◆ SET EXERCISE
Locate the string "статьи" in the records below. Copy every line where it occurs.

— start SUPPLIED INFORMATION —

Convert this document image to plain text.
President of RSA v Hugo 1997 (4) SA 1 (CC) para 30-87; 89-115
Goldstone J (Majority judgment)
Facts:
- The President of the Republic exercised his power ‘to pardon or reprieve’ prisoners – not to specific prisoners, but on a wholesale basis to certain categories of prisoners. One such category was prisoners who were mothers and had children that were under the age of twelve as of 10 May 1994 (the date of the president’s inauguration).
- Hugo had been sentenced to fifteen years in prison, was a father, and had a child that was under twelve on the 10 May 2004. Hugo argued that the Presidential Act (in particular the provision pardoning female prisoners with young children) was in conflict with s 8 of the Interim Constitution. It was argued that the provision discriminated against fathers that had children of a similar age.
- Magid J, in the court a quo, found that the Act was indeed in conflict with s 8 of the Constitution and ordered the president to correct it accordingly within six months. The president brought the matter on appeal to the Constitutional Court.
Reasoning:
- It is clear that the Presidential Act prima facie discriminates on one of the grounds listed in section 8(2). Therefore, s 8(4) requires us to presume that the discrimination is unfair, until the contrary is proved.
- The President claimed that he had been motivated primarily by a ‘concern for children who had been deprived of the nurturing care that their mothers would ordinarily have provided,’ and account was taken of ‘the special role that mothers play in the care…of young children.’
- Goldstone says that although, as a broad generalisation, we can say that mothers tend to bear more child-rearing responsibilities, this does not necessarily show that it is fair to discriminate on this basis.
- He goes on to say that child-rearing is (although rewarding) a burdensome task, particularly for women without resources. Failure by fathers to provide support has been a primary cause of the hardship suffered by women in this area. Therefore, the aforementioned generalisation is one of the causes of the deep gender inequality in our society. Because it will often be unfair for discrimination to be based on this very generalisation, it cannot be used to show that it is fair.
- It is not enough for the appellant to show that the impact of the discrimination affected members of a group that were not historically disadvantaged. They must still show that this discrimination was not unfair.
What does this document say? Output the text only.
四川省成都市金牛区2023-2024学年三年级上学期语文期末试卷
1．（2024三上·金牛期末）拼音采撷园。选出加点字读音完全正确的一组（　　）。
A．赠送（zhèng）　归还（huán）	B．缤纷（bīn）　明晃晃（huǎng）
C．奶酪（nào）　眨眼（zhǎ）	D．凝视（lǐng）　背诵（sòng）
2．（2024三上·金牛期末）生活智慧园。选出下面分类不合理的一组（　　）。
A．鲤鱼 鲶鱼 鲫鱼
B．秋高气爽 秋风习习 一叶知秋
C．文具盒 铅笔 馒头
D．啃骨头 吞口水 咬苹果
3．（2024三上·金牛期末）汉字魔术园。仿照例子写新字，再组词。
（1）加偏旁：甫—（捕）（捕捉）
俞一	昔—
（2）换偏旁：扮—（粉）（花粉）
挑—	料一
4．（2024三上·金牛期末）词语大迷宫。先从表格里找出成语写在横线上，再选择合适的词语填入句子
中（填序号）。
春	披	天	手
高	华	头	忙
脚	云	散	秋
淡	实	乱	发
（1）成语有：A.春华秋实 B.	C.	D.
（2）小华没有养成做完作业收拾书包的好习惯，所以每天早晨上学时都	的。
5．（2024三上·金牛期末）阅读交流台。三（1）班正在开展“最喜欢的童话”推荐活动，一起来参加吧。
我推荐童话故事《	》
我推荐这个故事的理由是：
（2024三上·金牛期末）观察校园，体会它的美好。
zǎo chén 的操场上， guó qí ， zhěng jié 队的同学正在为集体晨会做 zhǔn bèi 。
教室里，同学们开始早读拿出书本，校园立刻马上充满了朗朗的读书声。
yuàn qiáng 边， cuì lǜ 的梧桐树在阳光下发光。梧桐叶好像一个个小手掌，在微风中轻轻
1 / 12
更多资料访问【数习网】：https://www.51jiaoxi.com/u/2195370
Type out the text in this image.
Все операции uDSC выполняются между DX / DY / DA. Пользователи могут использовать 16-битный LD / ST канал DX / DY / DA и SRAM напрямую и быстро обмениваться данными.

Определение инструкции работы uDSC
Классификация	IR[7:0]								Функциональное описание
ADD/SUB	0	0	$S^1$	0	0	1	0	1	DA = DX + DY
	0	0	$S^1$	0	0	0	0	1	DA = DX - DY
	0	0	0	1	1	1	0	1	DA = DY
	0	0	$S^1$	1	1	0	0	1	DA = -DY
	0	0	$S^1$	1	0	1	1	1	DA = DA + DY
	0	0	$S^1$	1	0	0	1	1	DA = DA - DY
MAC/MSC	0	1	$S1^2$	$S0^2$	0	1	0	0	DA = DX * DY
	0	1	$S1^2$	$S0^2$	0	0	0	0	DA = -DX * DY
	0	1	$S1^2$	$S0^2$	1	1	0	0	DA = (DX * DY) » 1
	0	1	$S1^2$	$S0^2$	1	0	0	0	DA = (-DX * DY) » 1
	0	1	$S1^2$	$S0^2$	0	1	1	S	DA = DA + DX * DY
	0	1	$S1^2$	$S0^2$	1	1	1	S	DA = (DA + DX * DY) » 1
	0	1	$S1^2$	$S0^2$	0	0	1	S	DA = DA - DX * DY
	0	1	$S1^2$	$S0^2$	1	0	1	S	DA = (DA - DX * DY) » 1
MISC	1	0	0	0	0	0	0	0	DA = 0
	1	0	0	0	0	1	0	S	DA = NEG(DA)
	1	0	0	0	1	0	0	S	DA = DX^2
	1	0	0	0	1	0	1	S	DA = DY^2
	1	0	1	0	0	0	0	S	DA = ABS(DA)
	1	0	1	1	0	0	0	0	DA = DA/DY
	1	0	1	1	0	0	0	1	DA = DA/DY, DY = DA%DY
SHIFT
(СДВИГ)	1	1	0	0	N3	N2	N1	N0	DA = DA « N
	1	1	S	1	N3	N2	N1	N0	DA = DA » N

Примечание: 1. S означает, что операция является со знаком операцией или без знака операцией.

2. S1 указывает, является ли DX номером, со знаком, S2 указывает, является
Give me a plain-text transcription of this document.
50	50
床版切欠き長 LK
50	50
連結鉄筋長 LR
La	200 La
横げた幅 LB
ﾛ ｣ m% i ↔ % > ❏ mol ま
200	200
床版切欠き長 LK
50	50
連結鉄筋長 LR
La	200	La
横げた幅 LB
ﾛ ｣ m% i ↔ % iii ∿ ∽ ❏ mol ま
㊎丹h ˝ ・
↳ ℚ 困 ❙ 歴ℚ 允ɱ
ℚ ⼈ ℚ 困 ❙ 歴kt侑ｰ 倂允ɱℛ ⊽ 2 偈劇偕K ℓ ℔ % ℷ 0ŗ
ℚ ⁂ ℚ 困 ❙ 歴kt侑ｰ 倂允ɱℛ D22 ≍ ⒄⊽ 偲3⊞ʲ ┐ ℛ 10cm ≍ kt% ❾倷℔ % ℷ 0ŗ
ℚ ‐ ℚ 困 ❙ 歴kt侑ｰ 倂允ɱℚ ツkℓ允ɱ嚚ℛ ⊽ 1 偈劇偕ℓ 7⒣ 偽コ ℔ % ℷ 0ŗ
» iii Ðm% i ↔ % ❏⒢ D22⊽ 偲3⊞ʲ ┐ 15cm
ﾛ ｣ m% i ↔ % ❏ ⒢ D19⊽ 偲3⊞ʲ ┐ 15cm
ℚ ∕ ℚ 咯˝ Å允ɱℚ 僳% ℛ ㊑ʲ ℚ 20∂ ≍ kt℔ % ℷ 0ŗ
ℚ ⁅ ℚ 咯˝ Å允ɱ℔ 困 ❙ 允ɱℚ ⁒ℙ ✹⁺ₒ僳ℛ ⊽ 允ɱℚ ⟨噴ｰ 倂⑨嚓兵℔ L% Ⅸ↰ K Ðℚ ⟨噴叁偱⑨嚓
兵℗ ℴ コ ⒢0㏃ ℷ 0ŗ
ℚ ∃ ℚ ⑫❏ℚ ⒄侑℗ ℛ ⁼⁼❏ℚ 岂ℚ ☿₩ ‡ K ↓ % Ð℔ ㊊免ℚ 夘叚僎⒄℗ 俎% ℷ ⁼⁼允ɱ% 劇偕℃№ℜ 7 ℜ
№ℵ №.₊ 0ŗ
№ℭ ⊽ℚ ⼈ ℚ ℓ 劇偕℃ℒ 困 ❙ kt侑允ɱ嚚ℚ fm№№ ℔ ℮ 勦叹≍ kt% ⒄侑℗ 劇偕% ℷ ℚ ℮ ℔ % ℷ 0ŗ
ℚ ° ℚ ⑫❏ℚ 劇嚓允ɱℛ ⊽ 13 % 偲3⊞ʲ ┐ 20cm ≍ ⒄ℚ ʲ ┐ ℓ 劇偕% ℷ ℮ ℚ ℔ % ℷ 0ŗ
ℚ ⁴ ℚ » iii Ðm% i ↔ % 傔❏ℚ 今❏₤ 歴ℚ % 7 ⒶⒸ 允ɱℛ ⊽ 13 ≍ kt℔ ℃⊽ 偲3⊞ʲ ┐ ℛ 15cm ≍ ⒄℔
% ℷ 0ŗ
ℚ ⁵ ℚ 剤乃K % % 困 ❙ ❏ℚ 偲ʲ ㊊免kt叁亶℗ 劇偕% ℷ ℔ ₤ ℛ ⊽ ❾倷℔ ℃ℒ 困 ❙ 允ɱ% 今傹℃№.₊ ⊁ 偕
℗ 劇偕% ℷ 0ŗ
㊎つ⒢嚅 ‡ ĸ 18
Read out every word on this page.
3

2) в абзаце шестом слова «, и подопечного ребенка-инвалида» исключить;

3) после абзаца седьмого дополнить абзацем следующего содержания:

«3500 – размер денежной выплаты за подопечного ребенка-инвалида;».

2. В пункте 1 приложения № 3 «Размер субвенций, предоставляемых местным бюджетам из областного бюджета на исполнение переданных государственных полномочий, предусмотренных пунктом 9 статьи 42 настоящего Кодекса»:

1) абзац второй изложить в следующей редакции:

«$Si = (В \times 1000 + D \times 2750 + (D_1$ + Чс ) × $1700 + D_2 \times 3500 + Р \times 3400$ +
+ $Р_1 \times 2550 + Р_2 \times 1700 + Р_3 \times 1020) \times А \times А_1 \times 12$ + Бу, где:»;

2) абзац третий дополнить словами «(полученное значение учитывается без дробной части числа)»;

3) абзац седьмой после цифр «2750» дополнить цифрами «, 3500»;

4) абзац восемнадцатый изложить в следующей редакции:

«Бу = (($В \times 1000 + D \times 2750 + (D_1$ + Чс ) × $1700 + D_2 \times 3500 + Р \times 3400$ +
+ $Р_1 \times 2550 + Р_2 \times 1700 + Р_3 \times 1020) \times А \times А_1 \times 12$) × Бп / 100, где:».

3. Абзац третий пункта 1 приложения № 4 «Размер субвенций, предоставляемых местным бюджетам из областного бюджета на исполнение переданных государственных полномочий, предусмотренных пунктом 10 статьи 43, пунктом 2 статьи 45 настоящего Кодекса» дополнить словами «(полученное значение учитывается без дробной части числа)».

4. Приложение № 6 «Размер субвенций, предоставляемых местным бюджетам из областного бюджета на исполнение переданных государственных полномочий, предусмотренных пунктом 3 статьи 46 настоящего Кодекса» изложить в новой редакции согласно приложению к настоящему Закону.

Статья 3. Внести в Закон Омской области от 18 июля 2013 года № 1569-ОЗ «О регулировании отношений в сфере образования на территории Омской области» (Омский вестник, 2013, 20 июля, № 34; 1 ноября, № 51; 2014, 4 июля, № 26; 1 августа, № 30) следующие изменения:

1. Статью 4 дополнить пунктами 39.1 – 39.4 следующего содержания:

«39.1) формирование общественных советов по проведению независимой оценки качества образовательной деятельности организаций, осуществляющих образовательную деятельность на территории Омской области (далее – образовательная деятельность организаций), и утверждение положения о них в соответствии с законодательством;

— end SUPPLIED INFORMATION —

◆ SOLUTION TO THIS TASK
2. В пункте 1 приложения № 3 «Размер субвенций, предоставляемых местным бюджетам из областного бюджета на исполнение переданных государственных полномочий, предусмотренных пунктом 9 статьи 42 настоящего Кодекса»:
3. Абзац третий пункта 1 приложения № 4 «Размер субвенций, предоставляемых местным бюджетам из областного бюджета на исполнение переданных государственных полномочий, предусмотренных пунктом 10 статьи 43, пунктом 2 статьи 45 настоящего Кодекса» дополнить словами «(полученное значение учитывается без дробной части числа)».
4. Приложение № 6 «Размер субвенций, предоставляемых местным бюджетам из областного бюджета на исполнение переданных государственных полномочий, предусмотренных пунктом 3 статьи 46 настоящего Кодекса» изложить в новой редакции согласно приложению к настоящему Закону.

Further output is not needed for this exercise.